◆ **WHAT THE EXERCISE ASKS**
Tell how many lines include the string "text". Answer with a single number.

::::

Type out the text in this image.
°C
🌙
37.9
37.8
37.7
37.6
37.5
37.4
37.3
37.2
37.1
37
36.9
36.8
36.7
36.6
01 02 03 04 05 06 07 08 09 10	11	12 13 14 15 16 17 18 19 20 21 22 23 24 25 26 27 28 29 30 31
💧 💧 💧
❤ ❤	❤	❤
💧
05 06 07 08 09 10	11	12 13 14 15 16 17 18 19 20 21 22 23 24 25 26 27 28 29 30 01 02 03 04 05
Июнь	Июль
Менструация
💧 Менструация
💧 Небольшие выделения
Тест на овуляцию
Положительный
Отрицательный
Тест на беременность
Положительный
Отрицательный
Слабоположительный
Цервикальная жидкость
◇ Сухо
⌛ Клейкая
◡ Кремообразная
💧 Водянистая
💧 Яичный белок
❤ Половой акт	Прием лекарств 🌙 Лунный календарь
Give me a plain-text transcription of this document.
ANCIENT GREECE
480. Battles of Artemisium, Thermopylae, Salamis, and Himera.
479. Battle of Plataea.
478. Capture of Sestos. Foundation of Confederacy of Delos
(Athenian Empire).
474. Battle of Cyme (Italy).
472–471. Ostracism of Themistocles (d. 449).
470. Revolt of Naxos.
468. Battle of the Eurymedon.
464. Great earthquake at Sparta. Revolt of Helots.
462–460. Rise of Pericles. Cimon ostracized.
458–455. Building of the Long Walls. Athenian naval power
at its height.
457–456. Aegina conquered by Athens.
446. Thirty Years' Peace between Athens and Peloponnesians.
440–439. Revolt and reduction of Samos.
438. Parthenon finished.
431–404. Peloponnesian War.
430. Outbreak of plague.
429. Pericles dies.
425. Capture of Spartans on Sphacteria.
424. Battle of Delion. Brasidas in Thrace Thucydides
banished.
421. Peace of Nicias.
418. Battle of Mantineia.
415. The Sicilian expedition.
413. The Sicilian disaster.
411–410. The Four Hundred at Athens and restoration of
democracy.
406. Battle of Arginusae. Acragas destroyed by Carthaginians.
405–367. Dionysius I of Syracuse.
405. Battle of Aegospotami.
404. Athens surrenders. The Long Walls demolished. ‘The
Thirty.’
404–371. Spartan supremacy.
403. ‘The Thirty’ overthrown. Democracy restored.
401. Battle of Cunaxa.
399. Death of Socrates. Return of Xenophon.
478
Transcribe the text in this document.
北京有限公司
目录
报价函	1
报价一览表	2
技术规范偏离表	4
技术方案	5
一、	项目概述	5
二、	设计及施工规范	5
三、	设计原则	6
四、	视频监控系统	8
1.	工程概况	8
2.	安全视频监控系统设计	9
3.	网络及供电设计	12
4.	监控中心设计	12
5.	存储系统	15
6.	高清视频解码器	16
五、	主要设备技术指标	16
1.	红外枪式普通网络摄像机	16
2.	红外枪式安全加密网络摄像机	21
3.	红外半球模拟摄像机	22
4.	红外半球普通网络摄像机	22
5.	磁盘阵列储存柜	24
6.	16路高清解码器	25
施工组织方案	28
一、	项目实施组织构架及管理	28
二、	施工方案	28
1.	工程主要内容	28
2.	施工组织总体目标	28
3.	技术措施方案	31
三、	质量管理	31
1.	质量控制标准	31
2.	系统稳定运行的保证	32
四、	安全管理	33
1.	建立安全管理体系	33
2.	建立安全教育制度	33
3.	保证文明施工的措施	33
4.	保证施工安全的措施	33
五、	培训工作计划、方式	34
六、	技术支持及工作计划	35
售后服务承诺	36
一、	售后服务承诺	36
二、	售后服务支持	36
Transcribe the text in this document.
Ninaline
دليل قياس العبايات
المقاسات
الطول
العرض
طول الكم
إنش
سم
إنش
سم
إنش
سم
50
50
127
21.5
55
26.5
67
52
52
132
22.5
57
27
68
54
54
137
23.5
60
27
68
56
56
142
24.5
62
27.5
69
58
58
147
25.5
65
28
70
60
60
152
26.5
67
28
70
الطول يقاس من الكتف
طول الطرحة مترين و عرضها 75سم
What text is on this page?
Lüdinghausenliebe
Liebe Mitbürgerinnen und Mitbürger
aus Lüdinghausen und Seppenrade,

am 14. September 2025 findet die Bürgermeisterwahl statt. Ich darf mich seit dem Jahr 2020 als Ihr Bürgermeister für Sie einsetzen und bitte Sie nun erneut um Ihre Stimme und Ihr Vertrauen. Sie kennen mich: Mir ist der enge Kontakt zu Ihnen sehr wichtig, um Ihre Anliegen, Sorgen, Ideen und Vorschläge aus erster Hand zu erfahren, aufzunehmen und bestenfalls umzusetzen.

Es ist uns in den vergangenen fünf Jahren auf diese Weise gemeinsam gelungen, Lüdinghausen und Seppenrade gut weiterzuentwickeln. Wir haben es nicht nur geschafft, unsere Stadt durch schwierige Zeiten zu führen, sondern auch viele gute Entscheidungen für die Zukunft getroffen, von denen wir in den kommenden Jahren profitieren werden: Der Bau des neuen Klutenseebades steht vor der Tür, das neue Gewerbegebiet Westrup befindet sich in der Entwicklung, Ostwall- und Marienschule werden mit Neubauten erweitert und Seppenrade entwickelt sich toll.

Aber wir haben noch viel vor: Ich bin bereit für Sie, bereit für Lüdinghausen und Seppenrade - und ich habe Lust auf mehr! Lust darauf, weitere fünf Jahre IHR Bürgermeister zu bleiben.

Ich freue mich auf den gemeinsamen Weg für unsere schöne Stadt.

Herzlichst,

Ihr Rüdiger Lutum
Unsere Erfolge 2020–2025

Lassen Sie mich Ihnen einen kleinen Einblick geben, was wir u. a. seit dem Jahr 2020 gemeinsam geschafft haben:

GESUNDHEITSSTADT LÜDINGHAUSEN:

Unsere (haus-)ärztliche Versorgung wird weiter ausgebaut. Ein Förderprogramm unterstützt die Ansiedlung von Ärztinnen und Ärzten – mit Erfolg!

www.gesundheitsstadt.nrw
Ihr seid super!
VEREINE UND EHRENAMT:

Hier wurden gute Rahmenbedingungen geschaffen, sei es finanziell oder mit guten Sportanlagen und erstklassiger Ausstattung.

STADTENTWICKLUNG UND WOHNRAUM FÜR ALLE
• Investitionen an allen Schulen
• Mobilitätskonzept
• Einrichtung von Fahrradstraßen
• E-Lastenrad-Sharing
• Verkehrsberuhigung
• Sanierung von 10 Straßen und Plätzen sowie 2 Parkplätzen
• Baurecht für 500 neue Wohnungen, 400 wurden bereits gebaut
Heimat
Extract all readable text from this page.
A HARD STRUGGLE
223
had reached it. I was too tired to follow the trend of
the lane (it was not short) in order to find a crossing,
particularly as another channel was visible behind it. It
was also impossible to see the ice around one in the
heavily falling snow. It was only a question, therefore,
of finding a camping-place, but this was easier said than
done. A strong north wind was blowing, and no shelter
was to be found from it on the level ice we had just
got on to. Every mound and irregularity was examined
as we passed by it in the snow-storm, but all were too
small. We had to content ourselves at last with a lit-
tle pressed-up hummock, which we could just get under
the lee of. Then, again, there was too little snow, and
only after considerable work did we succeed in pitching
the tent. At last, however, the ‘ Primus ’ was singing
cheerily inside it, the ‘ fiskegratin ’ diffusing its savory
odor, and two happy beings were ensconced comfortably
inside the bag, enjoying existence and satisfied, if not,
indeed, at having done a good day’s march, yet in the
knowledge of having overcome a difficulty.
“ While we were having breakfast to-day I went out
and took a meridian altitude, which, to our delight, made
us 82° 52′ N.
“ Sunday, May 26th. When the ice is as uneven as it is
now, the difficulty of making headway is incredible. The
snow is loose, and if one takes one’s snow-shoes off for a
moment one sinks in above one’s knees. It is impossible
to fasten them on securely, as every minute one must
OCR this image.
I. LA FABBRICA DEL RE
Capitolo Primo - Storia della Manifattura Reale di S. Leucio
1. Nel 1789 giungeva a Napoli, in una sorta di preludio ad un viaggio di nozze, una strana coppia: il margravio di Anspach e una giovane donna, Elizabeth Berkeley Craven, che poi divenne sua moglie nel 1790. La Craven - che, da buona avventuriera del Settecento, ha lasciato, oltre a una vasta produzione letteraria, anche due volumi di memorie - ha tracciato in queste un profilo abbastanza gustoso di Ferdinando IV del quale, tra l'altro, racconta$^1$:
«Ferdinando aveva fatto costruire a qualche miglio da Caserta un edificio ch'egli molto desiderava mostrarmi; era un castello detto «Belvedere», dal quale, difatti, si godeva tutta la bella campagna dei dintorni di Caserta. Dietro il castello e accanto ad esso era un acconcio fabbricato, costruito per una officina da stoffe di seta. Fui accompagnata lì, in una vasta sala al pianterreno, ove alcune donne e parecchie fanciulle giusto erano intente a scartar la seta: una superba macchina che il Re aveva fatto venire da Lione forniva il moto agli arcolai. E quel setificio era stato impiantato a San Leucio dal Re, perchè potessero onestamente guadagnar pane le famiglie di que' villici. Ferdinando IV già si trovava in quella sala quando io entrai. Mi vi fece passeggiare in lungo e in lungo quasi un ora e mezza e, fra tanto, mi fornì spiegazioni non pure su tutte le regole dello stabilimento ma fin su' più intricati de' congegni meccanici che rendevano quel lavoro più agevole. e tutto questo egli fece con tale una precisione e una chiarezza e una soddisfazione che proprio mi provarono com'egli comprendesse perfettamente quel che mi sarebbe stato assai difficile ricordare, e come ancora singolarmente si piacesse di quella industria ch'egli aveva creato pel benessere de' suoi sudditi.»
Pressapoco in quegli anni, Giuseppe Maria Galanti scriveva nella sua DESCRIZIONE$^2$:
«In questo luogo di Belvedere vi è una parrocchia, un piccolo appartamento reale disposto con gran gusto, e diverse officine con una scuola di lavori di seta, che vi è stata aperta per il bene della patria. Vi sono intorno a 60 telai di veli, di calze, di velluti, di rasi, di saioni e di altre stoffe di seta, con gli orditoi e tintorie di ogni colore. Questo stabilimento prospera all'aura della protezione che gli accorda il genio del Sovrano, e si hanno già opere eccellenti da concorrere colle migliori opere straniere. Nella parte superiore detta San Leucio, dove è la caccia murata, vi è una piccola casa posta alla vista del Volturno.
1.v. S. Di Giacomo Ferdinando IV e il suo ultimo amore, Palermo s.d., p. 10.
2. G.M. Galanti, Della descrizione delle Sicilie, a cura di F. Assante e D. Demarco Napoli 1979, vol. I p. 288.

::::

◆ **FINISHED TASK**
6